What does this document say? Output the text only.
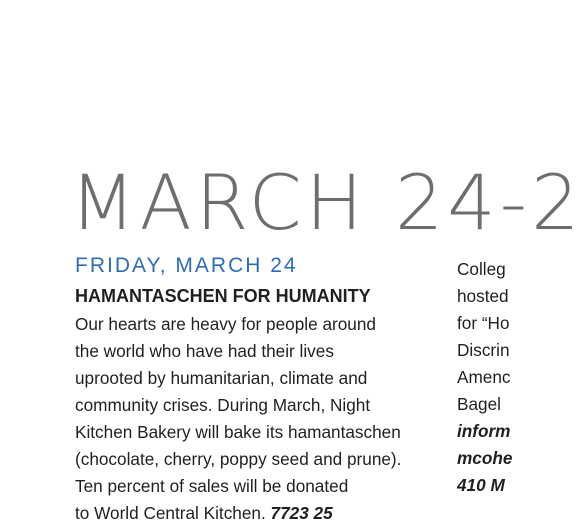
MARCH 24-2

FRIDAY, MARCH 24

HAMANTASCHEN FOR HUMANITY

Our hearts are heavy for people around
the world who have had their lives
uprooted by humanitarian, climate and
community crises. During March, Night
Kitchen Bakery will bake its hamantaschen
(chocolate, cherry, poppy seed and prune).
Ten percent of sales will be donated
to World Central Kitchen. 7723 25
Colleg
hosted
for “Ho
Discrin
Amenc
Bagel
inform
mcohe
410 M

▸ **THE REQUEST**
Working from the entries above, return all lines that contain "will".

▸ **RIGHT ANSWER**
Kitchen Bakery will bake its hamantaschen
Ten percent of sales will be donated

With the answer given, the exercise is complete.